* Task prompt:
Answer with one number: how many lines hold the string "campo".

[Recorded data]
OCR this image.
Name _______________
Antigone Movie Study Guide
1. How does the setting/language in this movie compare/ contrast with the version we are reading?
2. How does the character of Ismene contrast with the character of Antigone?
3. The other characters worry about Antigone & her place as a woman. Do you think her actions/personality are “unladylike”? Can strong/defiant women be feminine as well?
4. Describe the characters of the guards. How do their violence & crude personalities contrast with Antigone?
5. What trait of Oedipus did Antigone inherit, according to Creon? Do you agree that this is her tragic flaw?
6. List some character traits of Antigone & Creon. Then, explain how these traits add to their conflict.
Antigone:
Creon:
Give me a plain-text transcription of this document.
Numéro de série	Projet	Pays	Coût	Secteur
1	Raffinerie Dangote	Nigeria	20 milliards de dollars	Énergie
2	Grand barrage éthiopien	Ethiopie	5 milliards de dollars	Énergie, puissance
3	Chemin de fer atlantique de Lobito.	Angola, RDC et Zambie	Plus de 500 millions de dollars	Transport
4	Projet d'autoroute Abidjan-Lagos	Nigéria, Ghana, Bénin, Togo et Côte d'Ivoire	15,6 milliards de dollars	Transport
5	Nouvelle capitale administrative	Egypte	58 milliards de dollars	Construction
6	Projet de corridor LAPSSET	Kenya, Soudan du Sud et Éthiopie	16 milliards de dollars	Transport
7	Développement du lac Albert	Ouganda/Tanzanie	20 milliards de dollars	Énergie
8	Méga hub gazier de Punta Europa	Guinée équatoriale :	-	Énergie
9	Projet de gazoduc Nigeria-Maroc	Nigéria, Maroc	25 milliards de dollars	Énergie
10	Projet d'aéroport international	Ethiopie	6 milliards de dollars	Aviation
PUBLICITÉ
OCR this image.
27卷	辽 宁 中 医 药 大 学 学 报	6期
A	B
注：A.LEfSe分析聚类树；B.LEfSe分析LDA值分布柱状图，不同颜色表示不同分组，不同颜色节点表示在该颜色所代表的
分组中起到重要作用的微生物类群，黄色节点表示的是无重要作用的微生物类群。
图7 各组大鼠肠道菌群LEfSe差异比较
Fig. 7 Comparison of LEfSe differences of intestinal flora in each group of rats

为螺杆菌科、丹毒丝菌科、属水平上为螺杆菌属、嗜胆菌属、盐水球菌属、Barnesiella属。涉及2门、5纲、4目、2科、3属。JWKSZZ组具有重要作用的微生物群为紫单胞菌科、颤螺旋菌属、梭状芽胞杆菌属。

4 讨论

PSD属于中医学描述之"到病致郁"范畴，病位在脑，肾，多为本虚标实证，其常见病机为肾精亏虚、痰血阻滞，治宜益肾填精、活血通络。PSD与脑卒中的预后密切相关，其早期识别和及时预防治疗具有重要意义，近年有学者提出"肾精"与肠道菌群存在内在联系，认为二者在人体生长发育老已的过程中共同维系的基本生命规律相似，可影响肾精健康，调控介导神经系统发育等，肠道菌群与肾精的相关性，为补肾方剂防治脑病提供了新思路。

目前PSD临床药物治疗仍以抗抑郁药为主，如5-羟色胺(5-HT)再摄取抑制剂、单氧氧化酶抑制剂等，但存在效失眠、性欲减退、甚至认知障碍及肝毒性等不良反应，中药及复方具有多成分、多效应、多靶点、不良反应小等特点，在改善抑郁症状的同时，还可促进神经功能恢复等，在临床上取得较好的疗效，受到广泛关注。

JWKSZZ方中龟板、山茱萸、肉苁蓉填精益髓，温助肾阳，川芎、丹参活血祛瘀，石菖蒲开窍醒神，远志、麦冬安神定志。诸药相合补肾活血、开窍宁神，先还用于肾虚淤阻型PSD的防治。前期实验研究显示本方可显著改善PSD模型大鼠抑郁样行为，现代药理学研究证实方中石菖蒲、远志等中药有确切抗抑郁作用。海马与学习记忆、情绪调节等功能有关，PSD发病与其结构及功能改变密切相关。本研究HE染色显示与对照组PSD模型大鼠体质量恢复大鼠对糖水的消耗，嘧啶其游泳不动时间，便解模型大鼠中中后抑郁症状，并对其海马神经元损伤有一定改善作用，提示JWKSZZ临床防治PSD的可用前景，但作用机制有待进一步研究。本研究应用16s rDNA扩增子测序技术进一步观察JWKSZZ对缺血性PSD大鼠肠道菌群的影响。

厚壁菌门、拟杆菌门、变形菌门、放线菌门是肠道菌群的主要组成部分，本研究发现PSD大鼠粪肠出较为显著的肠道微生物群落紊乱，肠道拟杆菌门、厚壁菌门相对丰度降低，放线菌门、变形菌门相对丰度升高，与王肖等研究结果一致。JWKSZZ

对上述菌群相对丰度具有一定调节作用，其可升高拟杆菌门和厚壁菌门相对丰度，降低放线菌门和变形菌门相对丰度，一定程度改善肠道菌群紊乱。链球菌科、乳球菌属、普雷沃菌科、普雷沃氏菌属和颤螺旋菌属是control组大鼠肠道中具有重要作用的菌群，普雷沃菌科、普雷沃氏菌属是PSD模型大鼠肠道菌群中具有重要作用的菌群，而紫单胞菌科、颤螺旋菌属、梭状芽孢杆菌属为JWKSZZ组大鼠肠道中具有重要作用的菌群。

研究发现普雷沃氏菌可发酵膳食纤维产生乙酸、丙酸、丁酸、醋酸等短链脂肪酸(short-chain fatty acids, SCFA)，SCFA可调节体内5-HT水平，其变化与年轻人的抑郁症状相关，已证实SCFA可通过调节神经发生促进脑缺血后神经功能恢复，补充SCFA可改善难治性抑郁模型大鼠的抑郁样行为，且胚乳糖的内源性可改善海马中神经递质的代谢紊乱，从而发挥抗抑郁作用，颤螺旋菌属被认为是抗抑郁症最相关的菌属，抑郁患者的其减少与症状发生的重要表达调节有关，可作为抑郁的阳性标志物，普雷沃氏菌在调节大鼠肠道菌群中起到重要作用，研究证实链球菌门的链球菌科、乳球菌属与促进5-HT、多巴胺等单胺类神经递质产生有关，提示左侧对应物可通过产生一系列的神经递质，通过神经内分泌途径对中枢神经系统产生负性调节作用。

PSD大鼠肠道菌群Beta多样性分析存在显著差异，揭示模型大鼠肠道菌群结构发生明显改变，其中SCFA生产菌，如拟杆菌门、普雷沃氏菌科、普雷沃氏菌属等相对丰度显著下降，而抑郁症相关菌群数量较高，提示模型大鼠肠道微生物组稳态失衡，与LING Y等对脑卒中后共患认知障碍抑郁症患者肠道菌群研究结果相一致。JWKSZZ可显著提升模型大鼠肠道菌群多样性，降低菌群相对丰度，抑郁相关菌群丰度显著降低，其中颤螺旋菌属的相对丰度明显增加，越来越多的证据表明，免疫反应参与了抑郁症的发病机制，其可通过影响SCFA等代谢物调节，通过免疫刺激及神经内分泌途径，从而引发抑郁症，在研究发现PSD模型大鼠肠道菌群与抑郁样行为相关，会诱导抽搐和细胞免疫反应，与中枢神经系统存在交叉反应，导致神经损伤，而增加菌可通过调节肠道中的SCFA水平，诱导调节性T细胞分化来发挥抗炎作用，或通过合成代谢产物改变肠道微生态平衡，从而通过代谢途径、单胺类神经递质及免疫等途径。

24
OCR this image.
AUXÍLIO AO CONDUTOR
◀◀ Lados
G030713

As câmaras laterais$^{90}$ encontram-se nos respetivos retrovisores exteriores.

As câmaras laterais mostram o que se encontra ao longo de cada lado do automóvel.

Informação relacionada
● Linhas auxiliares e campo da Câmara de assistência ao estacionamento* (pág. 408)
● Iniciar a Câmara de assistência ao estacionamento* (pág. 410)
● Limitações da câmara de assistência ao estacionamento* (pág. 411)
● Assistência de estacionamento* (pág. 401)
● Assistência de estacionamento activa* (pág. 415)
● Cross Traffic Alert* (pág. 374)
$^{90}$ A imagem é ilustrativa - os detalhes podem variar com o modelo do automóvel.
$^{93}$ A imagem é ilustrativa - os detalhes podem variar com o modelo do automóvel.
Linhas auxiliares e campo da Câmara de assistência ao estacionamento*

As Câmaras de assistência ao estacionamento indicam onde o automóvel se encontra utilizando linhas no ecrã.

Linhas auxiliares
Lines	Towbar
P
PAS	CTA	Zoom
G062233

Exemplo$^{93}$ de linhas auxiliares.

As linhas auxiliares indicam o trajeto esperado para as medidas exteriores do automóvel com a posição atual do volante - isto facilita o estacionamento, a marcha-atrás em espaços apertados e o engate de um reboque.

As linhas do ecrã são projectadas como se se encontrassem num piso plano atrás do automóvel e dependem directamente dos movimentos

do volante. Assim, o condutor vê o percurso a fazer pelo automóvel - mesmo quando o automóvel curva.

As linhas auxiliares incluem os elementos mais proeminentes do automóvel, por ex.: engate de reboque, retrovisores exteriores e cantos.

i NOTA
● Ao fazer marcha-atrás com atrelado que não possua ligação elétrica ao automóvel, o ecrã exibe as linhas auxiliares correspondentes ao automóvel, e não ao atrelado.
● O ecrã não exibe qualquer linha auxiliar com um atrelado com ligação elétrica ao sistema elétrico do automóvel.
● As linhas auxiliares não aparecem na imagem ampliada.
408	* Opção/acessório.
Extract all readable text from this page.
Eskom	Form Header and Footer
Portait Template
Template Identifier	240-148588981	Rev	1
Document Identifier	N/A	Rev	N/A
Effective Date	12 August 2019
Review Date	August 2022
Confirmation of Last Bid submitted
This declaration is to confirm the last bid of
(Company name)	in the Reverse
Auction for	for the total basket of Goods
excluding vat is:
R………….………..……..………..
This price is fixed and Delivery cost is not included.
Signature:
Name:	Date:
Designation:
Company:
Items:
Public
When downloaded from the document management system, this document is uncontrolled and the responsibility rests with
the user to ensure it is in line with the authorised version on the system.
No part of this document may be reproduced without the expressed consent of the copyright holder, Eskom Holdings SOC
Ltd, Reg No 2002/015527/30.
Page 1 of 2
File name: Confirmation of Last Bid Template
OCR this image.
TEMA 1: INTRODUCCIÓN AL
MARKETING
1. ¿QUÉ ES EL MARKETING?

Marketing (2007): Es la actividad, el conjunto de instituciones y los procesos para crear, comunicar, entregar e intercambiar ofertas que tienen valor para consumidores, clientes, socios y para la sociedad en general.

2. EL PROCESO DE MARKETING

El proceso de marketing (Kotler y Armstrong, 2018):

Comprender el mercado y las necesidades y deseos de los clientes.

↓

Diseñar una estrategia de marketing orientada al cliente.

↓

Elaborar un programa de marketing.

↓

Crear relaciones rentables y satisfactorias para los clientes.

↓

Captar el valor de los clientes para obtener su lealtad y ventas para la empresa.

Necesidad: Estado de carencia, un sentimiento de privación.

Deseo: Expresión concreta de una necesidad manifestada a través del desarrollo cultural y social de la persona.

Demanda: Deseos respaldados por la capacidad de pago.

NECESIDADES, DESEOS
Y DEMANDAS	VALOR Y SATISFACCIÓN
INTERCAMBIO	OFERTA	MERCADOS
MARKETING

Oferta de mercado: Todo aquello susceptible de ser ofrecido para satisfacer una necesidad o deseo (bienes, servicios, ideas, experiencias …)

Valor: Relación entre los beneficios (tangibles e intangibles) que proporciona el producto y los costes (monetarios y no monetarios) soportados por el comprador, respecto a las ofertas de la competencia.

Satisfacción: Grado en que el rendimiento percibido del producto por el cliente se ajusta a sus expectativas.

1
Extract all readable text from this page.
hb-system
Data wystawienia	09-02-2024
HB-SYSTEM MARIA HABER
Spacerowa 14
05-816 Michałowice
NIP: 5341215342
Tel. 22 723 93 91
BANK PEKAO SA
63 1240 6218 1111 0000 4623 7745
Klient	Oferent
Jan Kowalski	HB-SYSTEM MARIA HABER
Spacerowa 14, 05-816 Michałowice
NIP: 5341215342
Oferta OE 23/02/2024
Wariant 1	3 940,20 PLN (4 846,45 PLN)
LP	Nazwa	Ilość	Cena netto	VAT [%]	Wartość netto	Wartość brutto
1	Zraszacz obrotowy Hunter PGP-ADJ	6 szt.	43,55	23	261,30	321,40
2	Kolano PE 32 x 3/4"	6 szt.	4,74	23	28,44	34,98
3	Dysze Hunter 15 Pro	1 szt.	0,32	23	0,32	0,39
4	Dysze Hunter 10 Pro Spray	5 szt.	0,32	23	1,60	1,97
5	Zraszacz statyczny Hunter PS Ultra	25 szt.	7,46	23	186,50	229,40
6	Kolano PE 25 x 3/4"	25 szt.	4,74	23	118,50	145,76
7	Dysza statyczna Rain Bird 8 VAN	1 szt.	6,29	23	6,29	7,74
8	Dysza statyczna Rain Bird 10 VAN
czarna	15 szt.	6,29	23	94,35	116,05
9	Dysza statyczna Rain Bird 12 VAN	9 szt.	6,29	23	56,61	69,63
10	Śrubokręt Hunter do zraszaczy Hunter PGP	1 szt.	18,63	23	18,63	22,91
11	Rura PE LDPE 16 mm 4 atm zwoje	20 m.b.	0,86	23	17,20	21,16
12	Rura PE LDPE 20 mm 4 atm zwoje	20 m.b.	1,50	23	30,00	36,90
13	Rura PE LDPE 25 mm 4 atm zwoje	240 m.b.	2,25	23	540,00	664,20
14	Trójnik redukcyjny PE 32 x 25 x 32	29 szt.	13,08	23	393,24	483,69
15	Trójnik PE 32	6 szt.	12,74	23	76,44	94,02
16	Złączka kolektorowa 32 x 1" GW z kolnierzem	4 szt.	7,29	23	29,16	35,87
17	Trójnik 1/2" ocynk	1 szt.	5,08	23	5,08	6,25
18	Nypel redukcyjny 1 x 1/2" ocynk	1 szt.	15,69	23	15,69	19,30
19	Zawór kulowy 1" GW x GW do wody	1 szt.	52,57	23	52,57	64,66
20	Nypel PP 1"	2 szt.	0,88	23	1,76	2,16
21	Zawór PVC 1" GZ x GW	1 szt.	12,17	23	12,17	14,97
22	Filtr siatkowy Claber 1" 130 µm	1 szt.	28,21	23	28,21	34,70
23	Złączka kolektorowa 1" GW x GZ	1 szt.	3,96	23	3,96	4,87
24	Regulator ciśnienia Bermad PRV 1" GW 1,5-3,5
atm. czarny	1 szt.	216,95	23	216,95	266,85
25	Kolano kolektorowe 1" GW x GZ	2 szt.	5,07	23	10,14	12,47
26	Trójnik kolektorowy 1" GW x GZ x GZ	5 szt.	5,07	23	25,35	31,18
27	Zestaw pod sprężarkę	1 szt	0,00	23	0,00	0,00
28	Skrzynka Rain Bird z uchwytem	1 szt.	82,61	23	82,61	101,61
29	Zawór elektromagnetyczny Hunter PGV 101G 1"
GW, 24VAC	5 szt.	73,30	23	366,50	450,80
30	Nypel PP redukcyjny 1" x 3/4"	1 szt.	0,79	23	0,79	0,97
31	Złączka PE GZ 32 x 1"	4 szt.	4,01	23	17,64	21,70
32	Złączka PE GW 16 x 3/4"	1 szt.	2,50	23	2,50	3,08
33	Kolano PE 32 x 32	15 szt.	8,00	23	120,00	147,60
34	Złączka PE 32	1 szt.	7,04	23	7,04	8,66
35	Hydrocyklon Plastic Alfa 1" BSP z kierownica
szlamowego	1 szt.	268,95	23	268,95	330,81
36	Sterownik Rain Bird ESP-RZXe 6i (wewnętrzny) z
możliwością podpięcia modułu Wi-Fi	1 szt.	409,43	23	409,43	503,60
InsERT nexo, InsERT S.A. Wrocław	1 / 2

* The answer:
2